■ What you are asked to do
Search the records for "swatch" and copy each line that holds it.

Begin Input rows

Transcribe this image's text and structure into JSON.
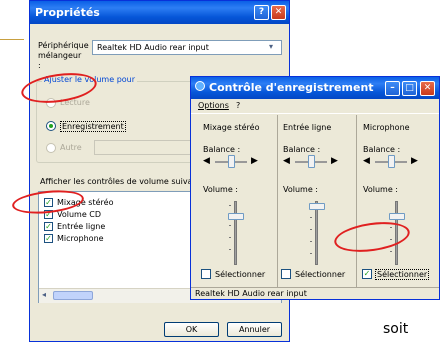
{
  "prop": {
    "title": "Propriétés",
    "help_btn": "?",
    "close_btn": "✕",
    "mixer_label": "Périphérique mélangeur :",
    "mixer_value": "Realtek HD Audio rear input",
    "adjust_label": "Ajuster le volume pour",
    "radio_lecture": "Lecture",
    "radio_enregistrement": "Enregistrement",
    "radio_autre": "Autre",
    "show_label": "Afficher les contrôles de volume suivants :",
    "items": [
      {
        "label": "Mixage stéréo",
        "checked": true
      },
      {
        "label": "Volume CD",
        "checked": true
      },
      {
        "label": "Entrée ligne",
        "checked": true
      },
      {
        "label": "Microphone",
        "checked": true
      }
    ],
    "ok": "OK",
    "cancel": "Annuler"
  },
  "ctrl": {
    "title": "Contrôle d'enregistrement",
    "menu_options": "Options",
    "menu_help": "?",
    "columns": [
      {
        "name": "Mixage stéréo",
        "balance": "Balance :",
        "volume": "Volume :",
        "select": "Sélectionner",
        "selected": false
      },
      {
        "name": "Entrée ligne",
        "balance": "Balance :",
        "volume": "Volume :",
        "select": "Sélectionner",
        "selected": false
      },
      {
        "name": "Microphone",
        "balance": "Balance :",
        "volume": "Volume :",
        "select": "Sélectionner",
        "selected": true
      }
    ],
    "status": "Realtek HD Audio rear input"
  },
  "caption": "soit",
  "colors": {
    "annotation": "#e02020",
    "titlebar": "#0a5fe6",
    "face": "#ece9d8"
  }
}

End Input rows
Begin Input rows

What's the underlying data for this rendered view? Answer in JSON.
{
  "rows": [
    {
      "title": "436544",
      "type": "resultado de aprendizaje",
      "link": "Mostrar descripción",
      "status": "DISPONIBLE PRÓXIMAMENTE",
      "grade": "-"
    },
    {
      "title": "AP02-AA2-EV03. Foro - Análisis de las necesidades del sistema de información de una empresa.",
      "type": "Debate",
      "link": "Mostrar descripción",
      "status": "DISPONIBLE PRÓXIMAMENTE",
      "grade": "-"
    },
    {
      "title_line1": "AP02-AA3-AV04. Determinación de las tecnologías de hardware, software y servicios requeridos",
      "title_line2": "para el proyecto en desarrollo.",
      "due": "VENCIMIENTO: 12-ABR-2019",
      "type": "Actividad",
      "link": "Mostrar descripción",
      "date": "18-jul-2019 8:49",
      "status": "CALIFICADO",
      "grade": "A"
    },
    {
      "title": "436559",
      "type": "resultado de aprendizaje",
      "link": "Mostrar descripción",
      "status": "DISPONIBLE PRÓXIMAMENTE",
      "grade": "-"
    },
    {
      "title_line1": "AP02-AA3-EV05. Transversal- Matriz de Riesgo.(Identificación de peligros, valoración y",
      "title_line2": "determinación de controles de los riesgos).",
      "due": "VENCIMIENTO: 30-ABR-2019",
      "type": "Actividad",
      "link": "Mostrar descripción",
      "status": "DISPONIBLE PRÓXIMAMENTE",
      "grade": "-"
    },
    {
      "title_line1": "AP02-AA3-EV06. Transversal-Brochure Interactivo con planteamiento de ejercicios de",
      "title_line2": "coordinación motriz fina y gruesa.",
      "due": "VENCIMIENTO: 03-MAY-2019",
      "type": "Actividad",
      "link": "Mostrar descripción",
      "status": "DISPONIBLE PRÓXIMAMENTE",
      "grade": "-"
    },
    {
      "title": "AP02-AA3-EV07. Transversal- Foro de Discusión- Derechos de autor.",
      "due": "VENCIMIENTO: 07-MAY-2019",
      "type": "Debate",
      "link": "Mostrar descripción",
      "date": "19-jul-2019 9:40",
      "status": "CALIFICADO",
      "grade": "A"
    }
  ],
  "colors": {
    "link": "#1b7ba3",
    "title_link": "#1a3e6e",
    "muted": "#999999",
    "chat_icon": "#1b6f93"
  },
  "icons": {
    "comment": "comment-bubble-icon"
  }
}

End Input rows
Begin Input rows

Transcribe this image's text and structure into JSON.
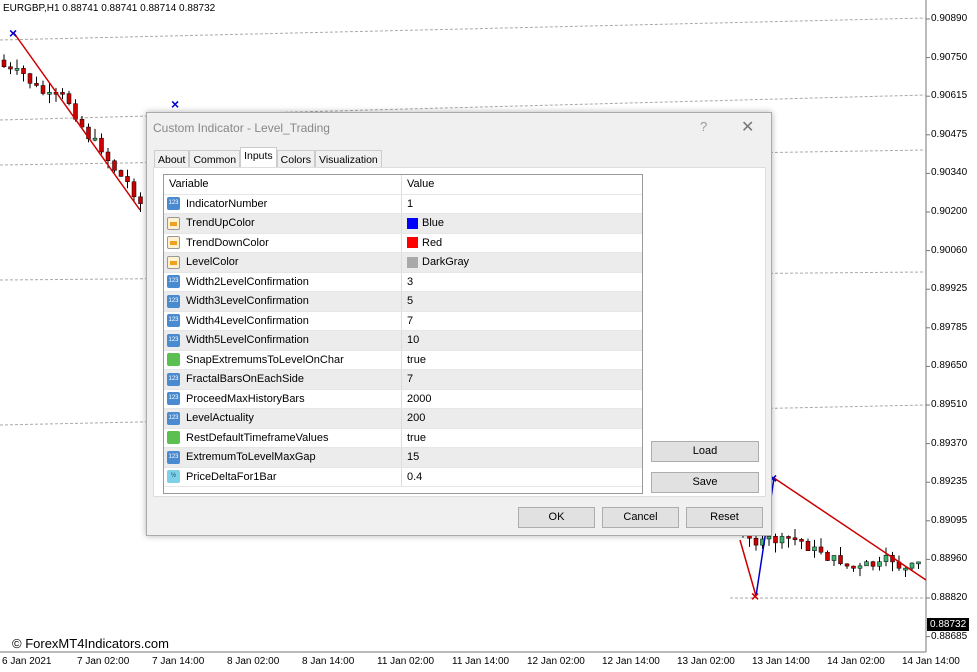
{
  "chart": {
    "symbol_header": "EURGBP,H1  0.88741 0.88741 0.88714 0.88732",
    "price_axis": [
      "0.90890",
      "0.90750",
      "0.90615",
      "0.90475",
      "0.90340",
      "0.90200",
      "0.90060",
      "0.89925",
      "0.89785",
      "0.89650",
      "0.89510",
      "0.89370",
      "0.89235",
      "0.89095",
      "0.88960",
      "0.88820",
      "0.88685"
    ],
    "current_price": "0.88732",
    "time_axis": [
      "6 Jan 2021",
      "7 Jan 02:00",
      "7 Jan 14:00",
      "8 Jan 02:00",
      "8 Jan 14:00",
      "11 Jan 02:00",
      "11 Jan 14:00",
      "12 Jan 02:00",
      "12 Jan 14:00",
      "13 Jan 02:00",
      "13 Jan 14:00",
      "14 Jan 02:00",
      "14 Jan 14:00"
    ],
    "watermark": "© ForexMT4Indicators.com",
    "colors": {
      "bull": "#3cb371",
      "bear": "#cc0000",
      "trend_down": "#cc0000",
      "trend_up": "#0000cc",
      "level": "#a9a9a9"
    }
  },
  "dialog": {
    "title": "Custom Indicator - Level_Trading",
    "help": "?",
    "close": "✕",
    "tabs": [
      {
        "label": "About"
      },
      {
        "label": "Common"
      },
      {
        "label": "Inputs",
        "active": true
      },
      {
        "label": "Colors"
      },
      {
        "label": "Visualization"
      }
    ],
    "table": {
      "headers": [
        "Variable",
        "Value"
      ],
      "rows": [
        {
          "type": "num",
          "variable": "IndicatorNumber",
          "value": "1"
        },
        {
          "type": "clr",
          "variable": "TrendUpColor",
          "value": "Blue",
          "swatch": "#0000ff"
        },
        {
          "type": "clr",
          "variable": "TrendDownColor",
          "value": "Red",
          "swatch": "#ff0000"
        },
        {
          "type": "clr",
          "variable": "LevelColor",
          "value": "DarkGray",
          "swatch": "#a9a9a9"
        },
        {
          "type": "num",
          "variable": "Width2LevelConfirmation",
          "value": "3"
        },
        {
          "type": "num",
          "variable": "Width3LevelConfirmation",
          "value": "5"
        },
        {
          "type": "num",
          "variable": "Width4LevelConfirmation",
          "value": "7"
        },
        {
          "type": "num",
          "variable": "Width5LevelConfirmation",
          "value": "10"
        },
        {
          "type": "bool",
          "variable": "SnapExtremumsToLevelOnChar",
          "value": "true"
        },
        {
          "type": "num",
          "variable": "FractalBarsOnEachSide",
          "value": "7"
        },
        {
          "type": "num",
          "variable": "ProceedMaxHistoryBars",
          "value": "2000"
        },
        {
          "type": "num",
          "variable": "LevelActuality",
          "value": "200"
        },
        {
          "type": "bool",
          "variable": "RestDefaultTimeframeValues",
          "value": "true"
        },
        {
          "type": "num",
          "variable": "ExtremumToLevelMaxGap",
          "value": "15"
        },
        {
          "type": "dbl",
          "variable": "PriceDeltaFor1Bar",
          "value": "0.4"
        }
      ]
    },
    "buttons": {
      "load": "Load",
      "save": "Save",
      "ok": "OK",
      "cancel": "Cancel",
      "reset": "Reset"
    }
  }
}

End Input rows

■ Reply
          "swatch": "#0000ff"
          "swatch": "#ff0000"
          "swatch": "#a9a9a9"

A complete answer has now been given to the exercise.